#### Supplied data

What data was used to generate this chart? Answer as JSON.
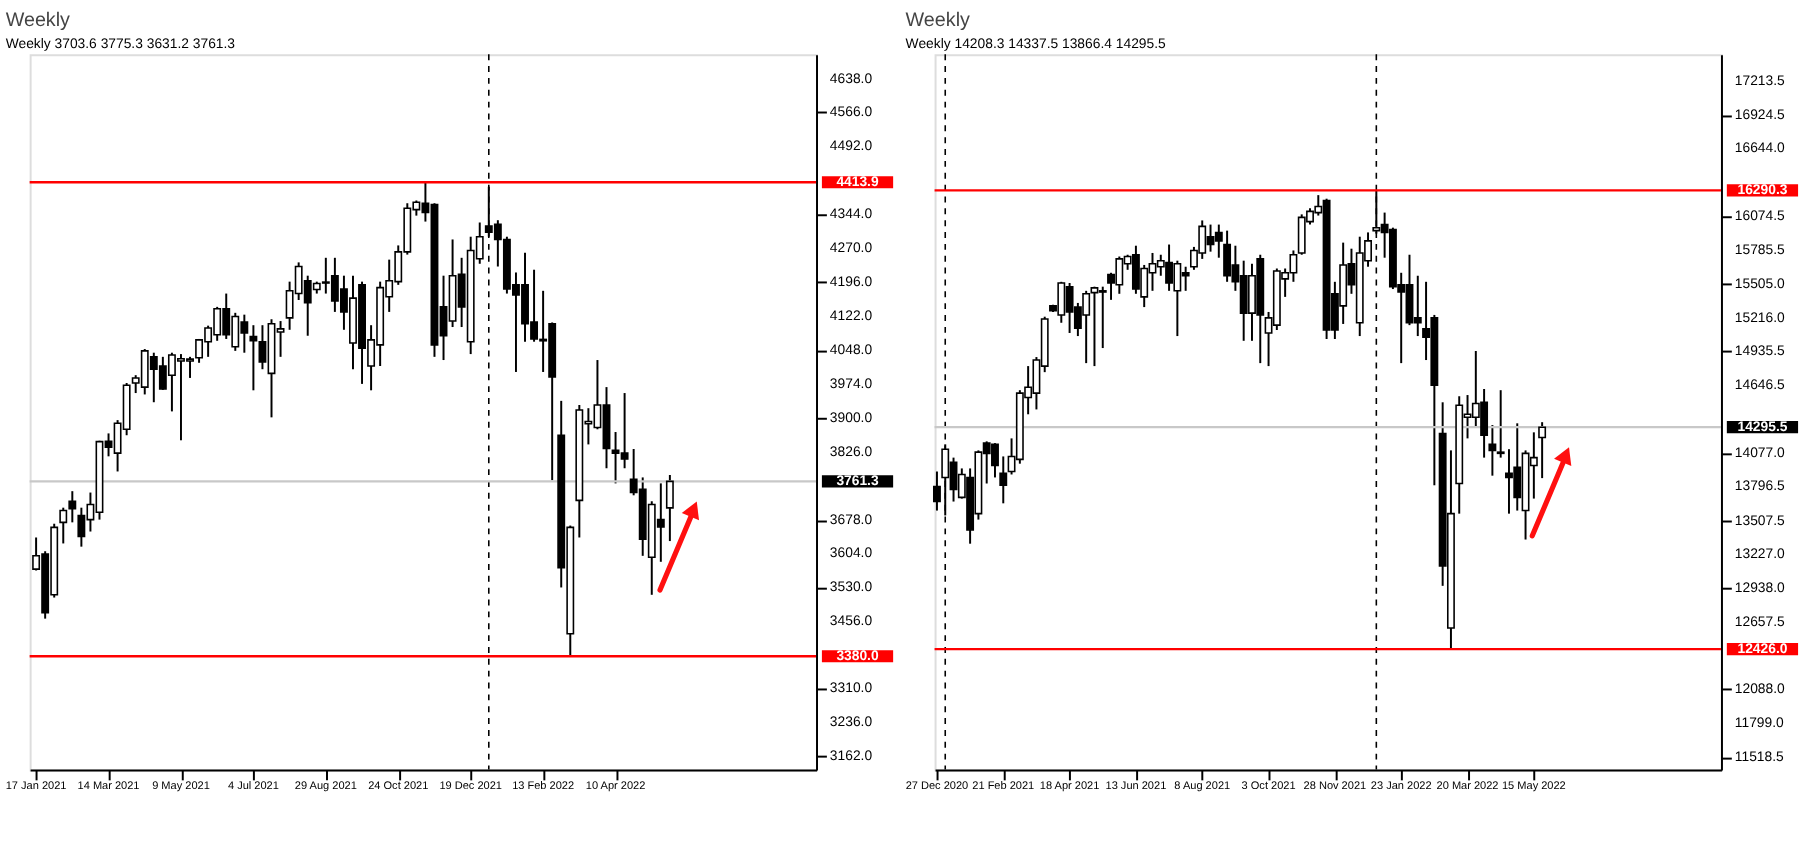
{
  "chart_data": [
    {
      "type": "candlestick",
      "title": "Weekly",
      "subtitle": "Weekly  3703.6 3775.3 3631.2 3761.3",
      "grid": false,
      "x": [
        "2021-01-17",
        "2021-01-24",
        "2021-01-31",
        "2021-02-07",
        "2021-02-14",
        "2021-02-21",
        "2021-02-28",
        "2021-03-07",
        "2021-03-14",
        "2021-03-21",
        "2021-03-28",
        "2021-04-04",
        "2021-04-11",
        "2021-04-18",
        "2021-04-25",
        "2021-05-02",
        "2021-05-09",
        "2021-05-16",
        "2021-05-23",
        "2021-05-30",
        "2021-06-06",
        "2021-06-13",
        "2021-06-20",
        "2021-06-27",
        "2021-07-04",
        "2021-07-11",
        "2021-07-18",
        "2021-07-25",
        "2021-08-01",
        "2021-08-08",
        "2021-08-15",
        "2021-08-22",
        "2021-08-29",
        "2021-09-05",
        "2021-09-12",
        "2021-09-19",
        "2021-09-26",
        "2021-10-03",
        "2021-10-10",
        "2021-10-17",
        "2021-10-24",
        "2021-10-31",
        "2021-11-07",
        "2021-11-14",
        "2021-11-21",
        "2021-11-28",
        "2021-12-05",
        "2021-12-12",
        "2021-12-19",
        "2021-12-26",
        "2022-01-02",
        "2022-01-09",
        "2022-01-16",
        "2022-01-23",
        "2022-01-30",
        "2022-02-06",
        "2022-02-13",
        "2022-02-20",
        "2022-02-27",
        "2022-03-06",
        "2022-03-13",
        "2022-03-20",
        "2022-03-27",
        "2022-04-03",
        "2022-04-10",
        "2022-04-17",
        "2022-04-24",
        "2022-05-01",
        "2022-05-08",
        "2022-05-15",
        "2022-05-22"
      ],
      "ohlc": [
        [
          3570,
          3639,
          3567,
          3599
        ],
        [
          3603,
          3609,
          3462,
          3475
        ],
        [
          3514,
          3669,
          3508,
          3661
        ],
        [
          3672,
          3704,
          3626,
          3698
        ],
        [
          3718,
          3740,
          3672,
          3702
        ],
        [
          3687,
          3704,
          3619,
          3641
        ],
        [
          3678,
          3737,
          3652,
          3711
        ],
        [
          3694,
          3850,
          3678,
          3848
        ],
        [
          3849,
          3866,
          3816,
          3836
        ],
        [
          3823,
          3895,
          3783,
          3888
        ],
        [
          3875,
          3976,
          3862,
          3971
        ],
        [
          3976,
          3993,
          3954,
          3987
        ],
        [
          3967,
          4050,
          3951,
          4046
        ],
        [
          4033,
          4042,
          3934,
          4006
        ],
        [
          4013,
          4033,
          3961,
          3963
        ],
        [
          3993,
          4042,
          3914,
          4037
        ],
        [
          4024,
          4039,
          3851,
          4029
        ],
        [
          4024,
          4033,
          3987,
          4028
        ],
        [
          4031,
          4072,
          4020,
          4070
        ],
        [
          4066,
          4101,
          4033,
          4096
        ],
        [
          4081,
          4142,
          4068,
          4138
        ],
        [
          4138,
          4171,
          4072,
          4081
        ],
        [
          4055,
          4129,
          4046,
          4121
        ],
        [
          4109,
          4125,
          4042,
          4085
        ],
        [
          4077,
          4102,
          3960,
          4068
        ],
        [
          4066,
          4102,
          4006,
          4022
        ],
        [
          3997,
          4115,
          3901,
          4105
        ],
        [
          4087,
          4111,
          4033,
          4094
        ],
        [
          4118,
          4197,
          4092,
          4177
        ],
        [
          4171,
          4239,
          4157,
          4230
        ],
        [
          4199,
          4210,
          4079,
          4151
        ],
        [
          4180,
          4197,
          4171,
          4193
        ],
        [
          4194,
          4249,
          4171,
          4196
        ],
        [
          4210,
          4249,
          4131,
          4155
        ],
        [
          4181,
          4210,
          4092,
          4131
        ],
        [
          4063,
          4210,
          4006,
          4161
        ],
        [
          4190,
          4197,
          3974,
          4052
        ],
        [
          4013,
          4102,
          3960,
          4070
        ],
        [
          4059,
          4197,
          4013,
          4184
        ],
        [
          4164,
          4245,
          4131,
          4199
        ],
        [
          4197,
          4276,
          4190,
          4262
        ],
        [
          4262,
          4368,
          4256,
          4357
        ],
        [
          4354,
          4374,
          4341,
          4370
        ],
        [
          4368,
          4414,
          4328,
          4348
        ],
        [
          4365,
          4368,
          4033,
          4059
        ],
        [
          4142,
          4210,
          4026,
          4079
        ],
        [
          4111,
          4289,
          4098,
          4210
        ],
        [
          4213,
          4249,
          4098,
          4142
        ],
        [
          4066,
          4295,
          4039,
          4265
        ],
        [
          4247,
          4326,
          4236,
          4295
        ],
        [
          4318,
          4404,
          4295,
          4305
        ],
        [
          4322,
          4331,
          4230,
          4289
        ],
        [
          4289,
          4295,
          4171,
          4181
        ],
        [
          4190,
          4217,
          4000,
          4168
        ],
        [
          4190,
          4260,
          4066,
          4105
        ],
        [
          4109,
          4223,
          4066,
          4072
        ],
        [
          4071,
          4177,
          4000,
          4068
        ],
        [
          4105,
          4108,
          3764,
          3989
        ],
        [
          3862,
          3937,
          3530,
          3573
        ],
        [
          3429,
          3665,
          3380,
          3661
        ],
        [
          3720,
          3928,
          3639,
          3917
        ],
        [
          3887,
          3921,
          3842,
          3892
        ],
        [
          3879,
          4026,
          3875,
          3928
        ],
        [
          3928,
          3967,
          3790,
          3833
        ],
        [
          3829,
          3869,
          3757,
          3823
        ],
        [
          3823,
          3954,
          3790,
          3810
        ],
        [
          3766,
          3832,
          3731,
          3737
        ],
        [
          3744,
          3770,
          3599,
          3635
        ],
        [
          3596,
          3718,
          3514,
          3711
        ],
        [
          3678,
          3757,
          3586,
          3662
        ],
        [
          3703.6,
          3775.3,
          3631.2,
          3761.3
        ]
      ],
      "xlim": [
        "2021-01-12",
        "2022-09-12"
      ],
      "xticks": [
        {
          "value": "2021-01-17",
          "label": "17 Jan 2021"
        },
        {
          "value": "2021-03-14",
          "label": "14 Mar 2021"
        },
        {
          "value": "2021-05-09",
          "label": "9 May 2021"
        },
        {
          "value": "2021-07-04",
          "label": "4 Jul 2021"
        },
        {
          "value": "2021-08-29",
          "label": "29 Aug 2021"
        },
        {
          "value": "2021-10-24",
          "label": "24 Oct 2021"
        },
        {
          "value": "2021-12-19",
          "label": "19 Dec 2021"
        },
        {
          "value": "2022-02-13",
          "label": "13 Feb 2022"
        },
        {
          "value": "2022-04-10",
          "label": "10 Apr 2022"
        }
      ],
      "ylim": [
        3133,
        4693
      ],
      "yticks": [
        {
          "value": 4638,
          "label": "4638.0"
        },
        {
          "value": 4566,
          "label": "4566.0"
        },
        {
          "value": 4492,
          "label": "4492.0"
        },
        {
          "value": 4344,
          "label": "4344.0"
        },
        {
          "value": 4270,
          "label": "4270.0"
        },
        {
          "value": 4196,
          "label": "4196.0"
        },
        {
          "value": 4122,
          "label": "4122.0"
        },
        {
          "value": 4048,
          "label": "4048.0"
        },
        {
          "value": 3974,
          "label": "3974.0"
        },
        {
          "value": 3900,
          "label": "3900.0"
        },
        {
          "value": 3826,
          "label": "3826.0"
        },
        {
          "value": 3678,
          "label": "3678.0"
        },
        {
          "value": 3604,
          "label": "3604.0"
        },
        {
          "value": 3530,
          "label": "3530.0"
        },
        {
          "value": 3456,
          "label": "3456.0"
        },
        {
          "value": 3310,
          "label": "3310.0"
        },
        {
          "value": 3236,
          "label": "3236.0"
        },
        {
          "value": 3162,
          "label": "3162.0"
        }
      ],
      "ref_lines": [
        {
          "axis": "y",
          "value": 4413.9,
          "label": "4413.9",
          "color": "#ff0000"
        },
        {
          "axis": "y",
          "value": 3380.0,
          "label": "3380.0",
          "color": "#ff0000"
        },
        {
          "axis": "y",
          "value": 3761.3,
          "label": "3761.3",
          "color": "#c8c8c8"
        },
        {
          "axis": "x",
          "value": "2022-01-02",
          "color": "#000000",
          "line_style": "dashed"
        }
      ]
    },
    {
      "type": "candlestick",
      "title": "Weekly",
      "subtitle": "Weekly  14208.3 14337.5 13866.4 14295.5",
      "grid": false,
      "x": [
        "2020-12-27",
        "2021-01-03",
        "2021-01-10",
        "2021-01-17",
        "2021-01-24",
        "2021-01-31",
        "2021-02-07",
        "2021-02-14",
        "2021-02-21",
        "2021-02-28",
        "2021-03-07",
        "2021-03-14",
        "2021-03-21",
        "2021-03-28",
        "2021-04-04",
        "2021-04-11",
        "2021-04-18",
        "2021-04-25",
        "2021-05-02",
        "2021-05-09",
        "2021-05-16",
        "2021-05-23",
        "2021-05-30",
        "2021-06-06",
        "2021-06-13",
        "2021-06-20",
        "2021-06-27",
        "2021-07-04",
        "2021-07-11",
        "2021-07-18",
        "2021-07-25",
        "2021-08-01",
        "2021-08-08",
        "2021-08-15",
        "2021-08-22",
        "2021-08-29",
        "2021-09-05",
        "2021-09-12",
        "2021-09-19",
        "2021-09-26",
        "2021-10-03",
        "2021-10-10",
        "2021-10-17",
        "2021-10-24",
        "2021-10-31",
        "2021-11-07",
        "2021-11-14",
        "2021-11-21",
        "2021-11-28",
        "2021-12-05",
        "2021-12-12",
        "2021-12-19",
        "2021-12-26",
        "2022-01-02",
        "2022-01-09",
        "2022-01-16",
        "2022-01-23",
        "2022-01-30",
        "2022-02-06",
        "2022-02-13",
        "2022-02-20",
        "2022-02-27",
        "2022-03-06",
        "2022-03-13",
        "2022-03-20",
        "2022-03-27",
        "2022-04-03",
        "2022-04-10",
        "2022-04-17",
        "2022-04-24",
        "2022-05-01",
        "2022-05-08",
        "2022-05-15",
        "2022-05-22"
      ],
      "ohlc": [
        [
          13795,
          13922,
          13593,
          13669
        ],
        [
          13872,
          14151,
          13552,
          14110
        ],
        [
          13999,
          14039,
          13669,
          13770
        ],
        [
          13704,
          13948,
          13694,
          13897
        ],
        [
          13872,
          13948,
          13314,
          13430
        ],
        [
          13567,
          14100,
          13517,
          14085
        ],
        [
          14161,
          14176,
          13821,
          14075
        ],
        [
          14151,
          14161,
          13872,
          13973
        ],
        [
          13907,
          14049,
          13654,
          13806
        ],
        [
          13922,
          14201,
          13897,
          14049
        ],
        [
          14024,
          14607,
          13988,
          14582
        ],
        [
          14546,
          14810,
          14404,
          14632
        ],
        [
          14582,
          14886,
          14445,
          14861
        ],
        [
          14810,
          15226,
          14759,
          15206
        ],
        [
          15317,
          15327,
          15266,
          15277
        ],
        [
          15241,
          15520,
          15175,
          15510
        ],
        [
          15479,
          15510,
          15089,
          15266
        ],
        [
          15307,
          15342,
          15063,
          15130
        ],
        [
          15241,
          15444,
          14835,
          15419
        ],
        [
          15429,
          15479,
          14810,
          15469
        ],
        [
          15434,
          15479,
          14962,
          15444
        ],
        [
          15581,
          15596,
          15368,
          15510
        ],
        [
          15495,
          15733,
          15419,
          15713
        ],
        [
          15672,
          15748,
          15621,
          15733
        ],
        [
          15748,
          15824,
          15419,
          15459
        ],
        [
          15393,
          15662,
          15307,
          15632
        ],
        [
          15596,
          15763,
          15444,
          15672
        ],
        [
          15647,
          15748,
          15571,
          15698
        ],
        [
          15682,
          15834,
          15444,
          15510
        ],
        [
          15444,
          15698,
          15063,
          15672
        ],
        [
          15596,
          15647,
          15444,
          15571
        ],
        [
          15647,
          15814,
          15621,
          15784
        ],
        [
          15763,
          16037,
          15713,
          15987
        ],
        [
          15900,
          16002,
          15774,
          15834
        ],
        [
          15936,
          16002,
          15723,
          15865
        ],
        [
          15834,
          15951,
          15520,
          15571
        ],
        [
          15662,
          15824,
          15444,
          15520
        ],
        [
          15571,
          15698,
          15023,
          15256
        ],
        [
          15256,
          15672,
          15023,
          15571
        ],
        [
          15713,
          15748,
          14835,
          15241
        ],
        [
          15089,
          15266,
          14810,
          15216
        ],
        [
          15155,
          15632,
          15114,
          15611
        ],
        [
          15545,
          15632,
          15393,
          15596
        ],
        [
          15596,
          15784,
          15520,
          15748
        ],
        [
          15763,
          16088,
          15748,
          16063
        ],
        [
          16027,
          16139,
          16002,
          16113
        ],
        [
          16103,
          16250,
          16078,
          16154
        ],
        [
          16205,
          16220,
          15038,
          15114
        ],
        [
          15419,
          15520,
          15038,
          15114
        ],
        [
          15317,
          15850,
          15165,
          15662
        ],
        [
          15672,
          15799,
          15419,
          15495
        ],
        [
          15175,
          15900,
          15063,
          15763
        ],
        [
          15698,
          15936,
          15647,
          15865
        ],
        [
          15951,
          16290,
          15926,
          15976
        ],
        [
          16002,
          16103,
          15723,
          15936
        ],
        [
          15961,
          15976,
          15459,
          15479
        ],
        [
          15495,
          15596,
          14835,
          15434
        ],
        [
          15495,
          15748,
          15155,
          15175
        ],
        [
          15216,
          15571,
          15063,
          15175
        ],
        [
          15124,
          15520,
          14861,
          15053
        ],
        [
          15216,
          15241,
          13806,
          14648
        ],
        [
          14242,
          14505,
          12959,
          13126
        ],
        [
          12604,
          14100,
          12426,
          13567
        ],
        [
          13821,
          14556,
          13567,
          14480
        ],
        [
          14379,
          14566,
          14201,
          14404
        ],
        [
          14379,
          14937,
          14303,
          14495
        ],
        [
          14506,
          14617,
          14039,
          14227
        ],
        [
          14151,
          14313,
          13887,
          14100
        ],
        [
          14085,
          14607,
          14039,
          14075
        ],
        [
          13907,
          14110,
          13567,
          13872
        ],
        [
          13958,
          14328,
          13593,
          13704
        ],
        [
          13593,
          14100,
          13349,
          14075
        ],
        [
          13973,
          14252,
          13694,
          14039
        ],
        [
          14208.3,
          14337.5,
          13866.4,
          14295.5
        ]
      ],
      "xlim": [
        "2020-12-25",
        "2022-10-20"
      ],
      "xticks": [
        {
          "value": "2020-12-27",
          "label": "27 Dec 2020"
        },
        {
          "value": "2021-02-21",
          "label": "21 Feb 2021"
        },
        {
          "value": "2021-04-18",
          "label": "18 Apr 2021"
        },
        {
          "value": "2021-06-13",
          "label": "13 Jun 2021"
        },
        {
          "value": "2021-08-08",
          "label": "8 Aug 2021"
        },
        {
          "value": "2021-10-03",
          "label": "3 Oct 2021"
        },
        {
          "value": "2021-11-28",
          "label": "28 Nov 2021"
        },
        {
          "value": "2022-01-23",
          "label": "23 Jan 2022"
        },
        {
          "value": "2022-03-20",
          "label": "20 Mar 2022"
        },
        {
          "value": "2022-05-15",
          "label": "15 May 2022"
        }
      ],
      "ylim": [
        11412,
        17437
      ],
      "yticks": [
        {
          "value": 17213.5,
          "label": "17213.5"
        },
        {
          "value": 16924.5,
          "label": "16924.5"
        },
        {
          "value": 16644,
          "label": "16644.0"
        },
        {
          "value": 16074.5,
          "label": "16074.5"
        },
        {
          "value": 15785.5,
          "label": "15785.5"
        },
        {
          "value": 15505,
          "label": "15505.0"
        },
        {
          "value": 15216,
          "label": "15216.0"
        },
        {
          "value": 14935.5,
          "label": "14935.5"
        },
        {
          "value": 14646.5,
          "label": "14646.5"
        },
        {
          "value": 14077,
          "label": "14077.0"
        },
        {
          "value": 13796.5,
          "label": "13796.5"
        },
        {
          "value": 13507.5,
          "label": "13507.5"
        },
        {
          "value": 13227,
          "label": "13227.0"
        },
        {
          "value": 12938,
          "label": "12938.0"
        },
        {
          "value": 12657.5,
          "label": "12657.5"
        },
        {
          "value": 12088,
          "label": "12088.0"
        },
        {
          "value": 11799,
          "label": "11799.0"
        },
        {
          "value": 11518.5,
          "label": "11518.5"
        }
      ],
      "ref_lines": [
        {
          "axis": "y",
          "value": 16290.3,
          "label": "16290.3",
          "color": "#ff0000"
        },
        {
          "axis": "y",
          "value": 12426.0,
          "label": "12426.0",
          "color": "#ff0000"
        },
        {
          "axis": "y",
          "value": 14295.5,
          "label": "14295.5",
          "color": "#c8c8c8"
        },
        {
          "axis": "x",
          "value": "2021-01-03",
          "color": "#000000",
          "line_style": "dashed"
        },
        {
          "axis": "x",
          "value": "2022-01-02",
          "color": "#000000",
          "line_style": "dashed"
        }
      ]
    }
  ]
}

########

Show every line where the string "Weekly" appears.

* _The solution_
      "title": "Weekly",
      "subtitle": "Weekly  3703.6 3775.3 3631.2 3761.3",
      "title": "Weekly",
      "subtitle": "Weekly  14208.3 14337.5 13866.4 14295.5",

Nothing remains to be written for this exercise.